── INPUT RECORDS

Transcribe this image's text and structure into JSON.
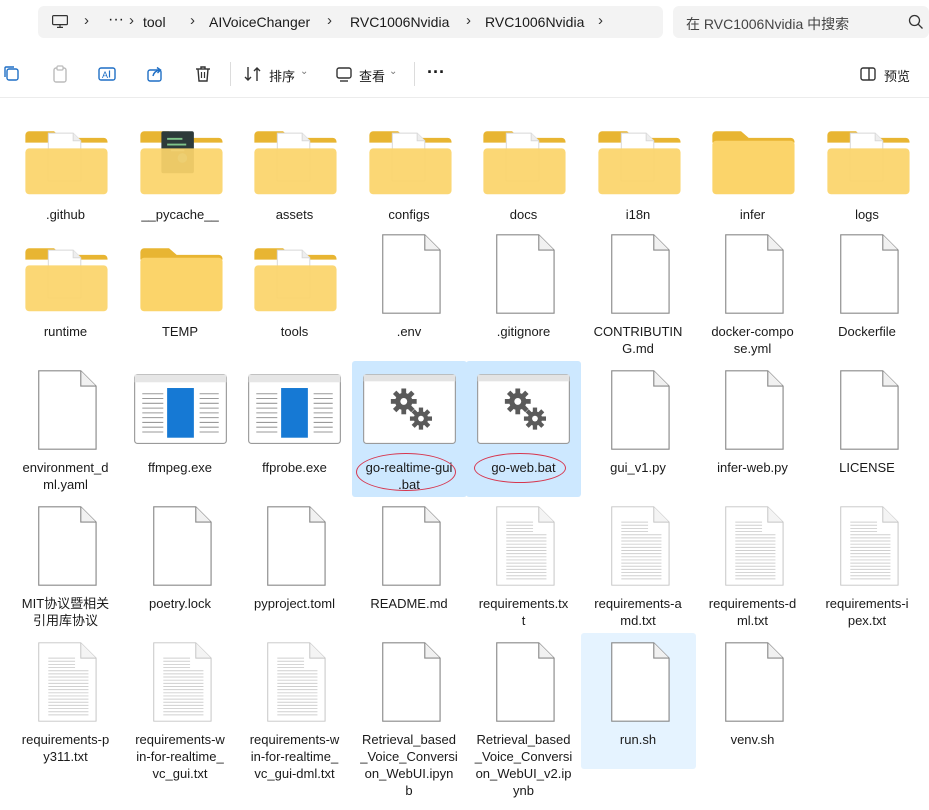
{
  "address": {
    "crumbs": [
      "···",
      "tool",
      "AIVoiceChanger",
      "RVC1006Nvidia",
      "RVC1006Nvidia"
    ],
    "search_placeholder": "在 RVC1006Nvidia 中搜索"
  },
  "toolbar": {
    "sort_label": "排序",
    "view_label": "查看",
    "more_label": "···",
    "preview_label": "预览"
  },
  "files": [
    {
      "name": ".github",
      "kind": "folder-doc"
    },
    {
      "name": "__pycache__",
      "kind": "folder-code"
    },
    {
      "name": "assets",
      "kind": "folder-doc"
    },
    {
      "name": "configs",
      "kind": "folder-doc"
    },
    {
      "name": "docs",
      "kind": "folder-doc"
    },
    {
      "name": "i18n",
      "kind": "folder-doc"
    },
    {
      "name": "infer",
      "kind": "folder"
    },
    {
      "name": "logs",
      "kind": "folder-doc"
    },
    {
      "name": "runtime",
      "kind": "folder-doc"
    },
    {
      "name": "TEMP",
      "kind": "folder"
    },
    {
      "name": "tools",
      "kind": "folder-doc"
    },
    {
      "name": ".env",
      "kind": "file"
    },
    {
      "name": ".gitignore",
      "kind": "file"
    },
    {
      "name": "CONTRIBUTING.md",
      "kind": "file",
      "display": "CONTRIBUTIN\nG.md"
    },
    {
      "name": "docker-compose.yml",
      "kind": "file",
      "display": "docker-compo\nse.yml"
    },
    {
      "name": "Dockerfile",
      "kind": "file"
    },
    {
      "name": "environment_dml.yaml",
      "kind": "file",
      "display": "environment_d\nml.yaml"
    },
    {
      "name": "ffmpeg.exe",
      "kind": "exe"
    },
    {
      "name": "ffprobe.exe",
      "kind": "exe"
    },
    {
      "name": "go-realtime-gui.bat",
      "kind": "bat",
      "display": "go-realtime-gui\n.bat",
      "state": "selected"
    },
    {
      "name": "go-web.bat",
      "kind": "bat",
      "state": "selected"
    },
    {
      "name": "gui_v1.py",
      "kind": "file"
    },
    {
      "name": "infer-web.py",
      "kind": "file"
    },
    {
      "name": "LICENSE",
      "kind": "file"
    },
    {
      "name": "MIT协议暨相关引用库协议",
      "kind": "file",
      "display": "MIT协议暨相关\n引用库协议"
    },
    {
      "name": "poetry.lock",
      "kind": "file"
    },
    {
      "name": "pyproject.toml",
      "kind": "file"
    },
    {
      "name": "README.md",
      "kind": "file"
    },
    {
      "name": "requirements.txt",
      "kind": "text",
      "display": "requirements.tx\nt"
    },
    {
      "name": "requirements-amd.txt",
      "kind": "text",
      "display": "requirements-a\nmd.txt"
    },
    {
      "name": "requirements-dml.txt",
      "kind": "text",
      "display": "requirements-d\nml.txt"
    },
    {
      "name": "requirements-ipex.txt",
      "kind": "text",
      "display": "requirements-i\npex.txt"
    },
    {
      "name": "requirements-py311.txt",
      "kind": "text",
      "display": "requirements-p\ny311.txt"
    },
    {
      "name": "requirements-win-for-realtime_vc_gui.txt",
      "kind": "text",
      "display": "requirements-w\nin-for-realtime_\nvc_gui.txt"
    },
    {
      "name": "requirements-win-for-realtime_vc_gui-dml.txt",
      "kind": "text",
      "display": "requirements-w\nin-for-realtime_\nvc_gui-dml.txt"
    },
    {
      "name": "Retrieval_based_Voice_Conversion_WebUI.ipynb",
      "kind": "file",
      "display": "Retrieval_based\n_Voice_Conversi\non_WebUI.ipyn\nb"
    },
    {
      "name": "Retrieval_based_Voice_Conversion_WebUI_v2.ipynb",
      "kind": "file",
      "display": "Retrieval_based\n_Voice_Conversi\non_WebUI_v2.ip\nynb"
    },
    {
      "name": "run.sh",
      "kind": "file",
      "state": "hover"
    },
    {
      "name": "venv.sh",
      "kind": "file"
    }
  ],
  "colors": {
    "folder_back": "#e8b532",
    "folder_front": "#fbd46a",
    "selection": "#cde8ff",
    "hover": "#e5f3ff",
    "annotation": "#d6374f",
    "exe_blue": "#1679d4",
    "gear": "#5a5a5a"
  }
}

────

Would you return the data exactly as written, without the pictures?

Transcribe this image's text and structure into JSON.
{
  "address": {
    "crumbs": [
      "···",
      "tool",
      "AIVoiceChanger",
      "RVC1006Nvidia",
      "RVC1006Nvidia"
    ],
    "search_placeholder": "在 RVC1006Nvidia 中搜索"
  },
  "toolbar": {
    "sort_label": "排序",
    "view_label": "查看",
    "more_label": "···",
    "preview_label": "预览"
  },
  "files": [
    {
      "name": ".github",
      "kind": "folder-doc"
    },
    {
      "name": "__pycache__",
      "kind": "folder-code"
    },
    {
      "name": "assets",
      "kind": "folder-doc"
    },
    {
      "name": "configs",
      "kind": "folder-doc"
    },
    {
      "name": "docs",
      "kind": "folder-doc"
    },
    {
      "name": "i18n",
      "kind": "folder-doc"
    },
    {
      "name": "infer",
      "kind": "folder"
    },
    {
      "name": "logs",
      "kind": "folder-doc"
    },
    {
      "name": "runtime",
      "kind": "folder-doc"
    },
    {
      "name": "TEMP",
      "kind": "folder"
    },
    {
      "name": "tools",
      "kind": "folder-doc"
    },
    {
      "name": ".env",
      "kind": "file"
    },
    {
      "name": ".gitignore",
      "kind": "file"
    },
    {
      "name": "CONTRIBUTING.md",
      "kind": "file",
      "display": "CONTRIBUTIN\nG.md"
    },
    {
      "name": "docker-compose.yml",
      "kind": "file",
      "display": "docker-compo\nse.yml"
    },
    {
      "name": "Dockerfile",
      "kind": "file"
    },
    {
      "name": "environment_dml.yaml",
      "kind": "file",
      "display": "environment_d\nml.yaml"
    },
    {
      "name": "ffmpeg.exe",
      "kind": "exe"
    },
    {
      "name": "ffprobe.exe",
      "kind": "exe"
    },
    {
      "name": "go-realtime-gui.bat",
      "kind": "bat",
      "display": "go-realtime-gui\n.bat",
      "state": "selected"
    },
    {
      "name": "go-web.bat",
      "kind": "bat",
      "state": "selected"
    },
    {
      "name": "gui_v1.py",
      "kind": "file"
    },
    {
      "name": "infer-web.py",
      "kind": "file"
    },
    {
      "name": "LICENSE",
      "kind": "file"
    },
    {
      "name": "MIT协议暨相关引用库协议",
      "kind": "file",
      "display": "MIT协议暨相关\n引用库协议"
    },
    {
      "name": "poetry.lock",
      "kind": "file"
    },
    {
      "name": "pyproject.toml",
      "kind": "file"
    },
    {
      "name": "README.md",
      "kind": "file"
    },
    {
      "name": "requirements.txt",
      "kind": "text",
      "display": "requirements.tx\nt"
    },
    {
      "name": "requirements-amd.txt",
      "kind": "text",
      "display": "requirements-a\nmd.txt"
    },
    {
      "name": "requirements-dml.txt",
      "kind": "text",
      "display": "requirements-d\nml.txt"
    },
    {
      "name": "requirements-ipex.txt",
      "kind": "text",
      "display": "requirements-i\npex.txt"
    },
    {
      "name": "requirements-py311.txt",
      "kind": "text",
      "display": "requirements-p\ny311.txt"
    },
    {
      "name": "requirements-win-for-realtime_vc_gui.txt",
      "kind": "text",
      "display": "requirements-w\nin-for-realtime_\nvc_gui.txt"
    },
    {
      "name": "requirements-win-for-realtime_vc_gui-dml.txt",
      "kind": "text",
      "display": "requirements-w\nin-for-realtime_\nvc_gui-dml.txt"
    },
    {
      "name": "Retrieval_based_Voice_Conversion_WebUI.ipynb",
      "kind": "file",
      "display": "Retrieval_based\n_Voice_Conversi\non_WebUI.ipyn\nb"
    },
    {
      "name": "Retrieval_based_Voice_Conversion_WebUI_v2.ipynb",
      "kind": "file",
      "display": "Retrieval_based\n_Voice_Conversi\non_WebUI_v2.ip\nynb"
    },
    {
      "name": "run.sh",
      "kind": "file",
      "state": "hover"
    },
    {
      "name": "venv.sh",
      "kind": "file"
    }
  ],
  "colors": {
    "folder_back": "#e8b532",
    "folder_front": "#fbd46a",
    "selection": "#cde8ff",
    "hover": "#e5f3ff",
    "annotation": "#d6374f",
    "exe_blue": "#1679d4",
    "gear": "#5a5a5a"
  }
}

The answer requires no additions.